Et les Lumière furent : le cinéma en pleine réinvention de Luc Chomarat
Une hilarante trituration passionnée de l’histoire du cinéma, qui en découvre bien des vérités dans le montage de l’absurde, à l’envers lorsque nécessaire et dans la joie caustique en permanence.
On ne sait plus lequel des frères Lumière eut l’idée. En tout cas il en parla immédiatement à son frère.
– On devrait inventer le cinéma. Avec un nom pareil.
– Quel nom ?
– Lumière. Imagine les gros titres : les frères Lumière inventent le cinéma. C’est presque tautologique.
Louis Lumière (et là on est sûr que c’est lui) se mit à imiter les crieurs de journaux, arpentant le salon de long en large : – Extra ! Extra ! Les frères Lumière inventent le cinéma !
– Les frères Lumière… Le cinéma. C’est vrai que ça sonne bien. Tous les directeurs de la photographie penseront à nous avec une certaine émotion…
– Oui, mais oui ! Robert Burks, Darius Khondji…
– Gordon Willis, Raoul Coutard…
– Le fou qui bossait avec Wong Kar-wai… Comment qu’il s’appelait, déjà ?
– Christopher Doyle.
– Oui, c’est ça.
Dès les premiers mètres (de pellicule, naturellement) de cette « Invention du cinéma », publiée en mars 2022 chez Marest éditeur, Luc Chomarat donne le ton : comme dans « Les dix meilleurs films de tous les temps » (2016), voire comme dans « Un petit chef-d’oeuvre de littérature » (2018) ou « Le dernier thriller norvégien » (2019), il s’agit bien d’engendrer chez la lectrice ou le lecteur un étonnant et réjouissant vertige, en mixant à haute pression et à un rythme effréné virtuosité érudite et sens prononcé de l’humour absurde. Anachronismes volontaristes, mises en abîme faussement ingénues, télescopages et carambolages proprement insensés, sous-entendus improbables et danses gentiment macabres : ce cocktail incendiaire, s’il s’efforce en souriant de « coller » à son titre en faisant la part belle aux pionniers du septième art, les frères Lumière, Thomas Edison ou Georges Méliès, confronte les historiographies officielles à une sarabande effrénée de plagiats par anticipation ou équivalents, pour reprendre le redoutable et joueur concept de Pierre Bayard.

• BLOC DE DONNÉES:
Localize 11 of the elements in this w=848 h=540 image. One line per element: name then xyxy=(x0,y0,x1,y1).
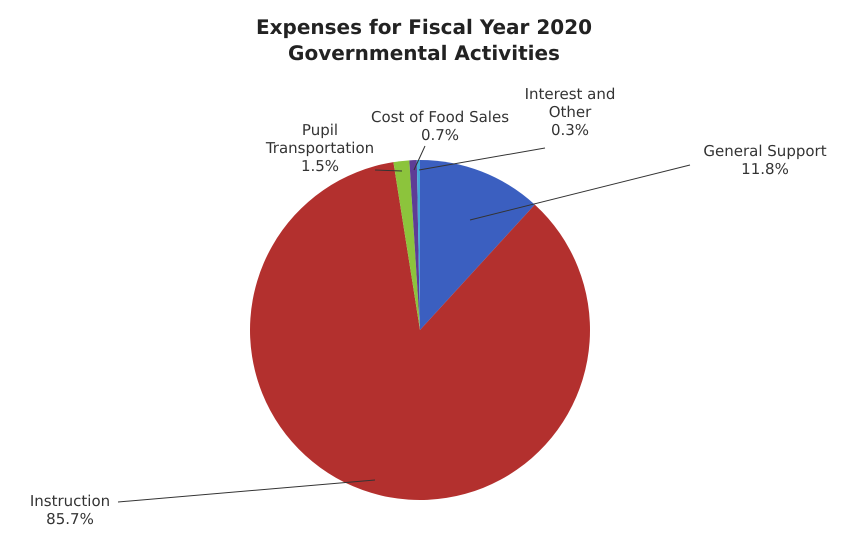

• CONSIGNE A: Selon la critique, chez quel éditeur et à quelle date « Invention du cinéma » a-t-il paru ?
• CONSIGNE B: Recopiez le passage de la critique allant de « Louis Lumière (et » jusqu'à « s’appelait, déjà ? » inclus.

• RÉPONSE COMPLÈTE A: Chez Marest éditeur, en mars 2022.

• RÉPONSE COMPLÈTE B:
Louis Lumière (et là on est sûr que c’est lui) se mit à imiter les crieurs de journaux, arpentant le salon de long en large : – Extra ! Extra ! Les frères Lumière inventent le cinéma !
– Les frères Lumière… Le cinéma. C’est vrai que ça sonne bien. Tous les directeurs de la photographie penseront à nous avec une certaine émotion…
– Oui, mais oui ! Robert Burks, Darius Khondji…
– Gordon Willis, Raoul Coutard…
– Le fou qui bossait avec Wong Kar-wai… Comment qu’il s’appelait, déjà ?